Paraíba ainda tem cerca de 150 orelhões em funcionamento; retirada das ruas começa em janeiro

Paraíba ainda tem cerca de 150 orelhões em funcionamento; retirada das ruas começa em janeiro

Estado ainda tem orelhões ativos em 75 municípios. Serviço será mantido até 2028 apenas onde não há outra opção de comunicação.

Os orelhões, famosos telefones públicos das ruas brasileiras, começarão a ser retirados definitivamente das ruas de todo o Brasil a partir de janeiro deste ano. Segundo a Agência Nacional de Telecomunicações (Anatel), 38 mil aparelhos ainda permanecem instalados no país. Na Paraíba, 147 orelhões ainda estão ativos em 75 municípios.

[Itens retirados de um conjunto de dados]
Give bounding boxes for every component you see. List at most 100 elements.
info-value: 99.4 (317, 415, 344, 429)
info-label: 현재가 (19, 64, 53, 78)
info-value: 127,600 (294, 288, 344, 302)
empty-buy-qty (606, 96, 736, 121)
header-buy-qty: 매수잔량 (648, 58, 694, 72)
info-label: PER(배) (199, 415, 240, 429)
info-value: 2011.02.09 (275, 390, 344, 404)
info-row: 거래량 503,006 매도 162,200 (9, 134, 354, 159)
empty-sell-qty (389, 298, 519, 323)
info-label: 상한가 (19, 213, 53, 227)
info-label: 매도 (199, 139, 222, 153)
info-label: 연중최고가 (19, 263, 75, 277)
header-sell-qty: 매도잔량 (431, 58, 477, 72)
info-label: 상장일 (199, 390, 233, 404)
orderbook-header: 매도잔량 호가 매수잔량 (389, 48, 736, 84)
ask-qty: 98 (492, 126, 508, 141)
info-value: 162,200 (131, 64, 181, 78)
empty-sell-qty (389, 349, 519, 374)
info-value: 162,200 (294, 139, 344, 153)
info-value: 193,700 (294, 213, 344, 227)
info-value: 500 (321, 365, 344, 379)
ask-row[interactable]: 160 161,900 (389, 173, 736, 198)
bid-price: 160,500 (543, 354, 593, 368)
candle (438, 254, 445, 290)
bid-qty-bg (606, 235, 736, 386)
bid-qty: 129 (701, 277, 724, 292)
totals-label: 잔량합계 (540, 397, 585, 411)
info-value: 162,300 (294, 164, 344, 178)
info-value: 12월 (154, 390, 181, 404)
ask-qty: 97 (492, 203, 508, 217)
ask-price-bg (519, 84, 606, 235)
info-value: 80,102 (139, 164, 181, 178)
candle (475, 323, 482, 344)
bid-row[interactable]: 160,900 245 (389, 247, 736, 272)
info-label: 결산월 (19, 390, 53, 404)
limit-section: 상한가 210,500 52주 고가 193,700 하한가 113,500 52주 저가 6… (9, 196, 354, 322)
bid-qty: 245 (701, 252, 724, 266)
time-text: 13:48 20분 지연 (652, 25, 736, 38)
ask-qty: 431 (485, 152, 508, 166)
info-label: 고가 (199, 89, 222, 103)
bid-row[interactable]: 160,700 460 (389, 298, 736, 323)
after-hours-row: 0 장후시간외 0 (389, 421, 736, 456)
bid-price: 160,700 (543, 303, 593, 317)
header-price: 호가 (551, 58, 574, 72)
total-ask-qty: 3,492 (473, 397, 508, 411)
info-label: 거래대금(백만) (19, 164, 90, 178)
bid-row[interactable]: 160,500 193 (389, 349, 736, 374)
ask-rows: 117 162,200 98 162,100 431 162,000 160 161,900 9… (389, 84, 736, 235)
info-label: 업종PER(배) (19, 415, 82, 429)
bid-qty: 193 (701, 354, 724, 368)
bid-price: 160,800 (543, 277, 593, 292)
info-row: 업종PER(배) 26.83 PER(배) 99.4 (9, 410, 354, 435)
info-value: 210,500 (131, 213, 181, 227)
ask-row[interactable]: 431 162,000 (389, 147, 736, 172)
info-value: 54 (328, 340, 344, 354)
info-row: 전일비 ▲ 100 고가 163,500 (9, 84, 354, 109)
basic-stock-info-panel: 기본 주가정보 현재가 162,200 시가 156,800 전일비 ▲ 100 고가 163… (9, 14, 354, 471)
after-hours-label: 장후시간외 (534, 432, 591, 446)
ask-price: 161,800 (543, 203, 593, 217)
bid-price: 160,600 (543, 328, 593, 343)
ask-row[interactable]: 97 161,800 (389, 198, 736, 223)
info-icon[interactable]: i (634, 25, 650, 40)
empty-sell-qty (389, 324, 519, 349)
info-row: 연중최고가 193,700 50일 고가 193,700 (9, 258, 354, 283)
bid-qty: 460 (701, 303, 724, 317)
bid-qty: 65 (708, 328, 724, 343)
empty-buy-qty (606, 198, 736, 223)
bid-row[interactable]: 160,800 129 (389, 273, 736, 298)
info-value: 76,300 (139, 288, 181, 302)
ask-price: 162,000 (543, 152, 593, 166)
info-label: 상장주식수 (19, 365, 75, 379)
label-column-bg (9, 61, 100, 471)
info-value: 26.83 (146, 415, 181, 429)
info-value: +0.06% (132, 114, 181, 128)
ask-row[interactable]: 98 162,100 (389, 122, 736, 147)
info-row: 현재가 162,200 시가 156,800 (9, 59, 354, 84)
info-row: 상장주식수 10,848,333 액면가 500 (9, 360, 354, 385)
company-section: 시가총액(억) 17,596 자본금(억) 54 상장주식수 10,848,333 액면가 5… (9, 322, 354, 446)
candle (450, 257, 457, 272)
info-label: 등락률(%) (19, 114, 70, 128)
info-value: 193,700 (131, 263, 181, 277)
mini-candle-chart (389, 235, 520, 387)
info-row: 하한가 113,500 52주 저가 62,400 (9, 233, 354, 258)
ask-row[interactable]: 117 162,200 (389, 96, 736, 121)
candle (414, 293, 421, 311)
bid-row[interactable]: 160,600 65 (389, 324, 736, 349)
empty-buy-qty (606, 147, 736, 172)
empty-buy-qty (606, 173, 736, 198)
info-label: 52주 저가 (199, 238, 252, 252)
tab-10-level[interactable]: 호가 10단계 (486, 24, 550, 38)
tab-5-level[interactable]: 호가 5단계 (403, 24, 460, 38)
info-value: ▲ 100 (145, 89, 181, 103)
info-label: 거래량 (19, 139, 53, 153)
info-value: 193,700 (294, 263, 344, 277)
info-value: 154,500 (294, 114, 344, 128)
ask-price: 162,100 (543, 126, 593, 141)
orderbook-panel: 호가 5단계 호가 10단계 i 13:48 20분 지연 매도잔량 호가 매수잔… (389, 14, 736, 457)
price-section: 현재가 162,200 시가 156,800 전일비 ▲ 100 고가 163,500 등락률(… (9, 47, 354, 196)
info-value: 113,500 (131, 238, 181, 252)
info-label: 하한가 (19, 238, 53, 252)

_O que fazer_.
Prossiga com o texto sobre a retirada dos orelhões na Paraíba a partir da última frase apresentada.

_Resposta ao exercício_.
A extinção dos aparelhos não será feita de forma imediata em todos os locais. Em janeiro começa, de forma massiva, a remoção das carcaças e aparelhos desativados. Os orelhões só devem ser mantidos em cidades onde não há rede de celular disponível, e não vão passar de 2028.

O processo de retirada dos orelhões vinha ocorrendo nos últimos anos. Segundo a Anatel, em 2020, o Brasil tinha, ainda, cerca de 202 mil orelhões nas ruas.

Como contrapartida pela desativação dos orelhões, a Agência Nacional de Telecomunicações (Anatel) determinou que as empresas redirecionem recursos para investimentos em redes de banda larga e telefonia móvel, tecnologias que atualmente concentram a maior parte da comunicação no país.

Dados da Anatel indicam que mais de 33 mil orelhões ainda estão em funcionamento, enquanto cerca de 4 mil passam por manutenção.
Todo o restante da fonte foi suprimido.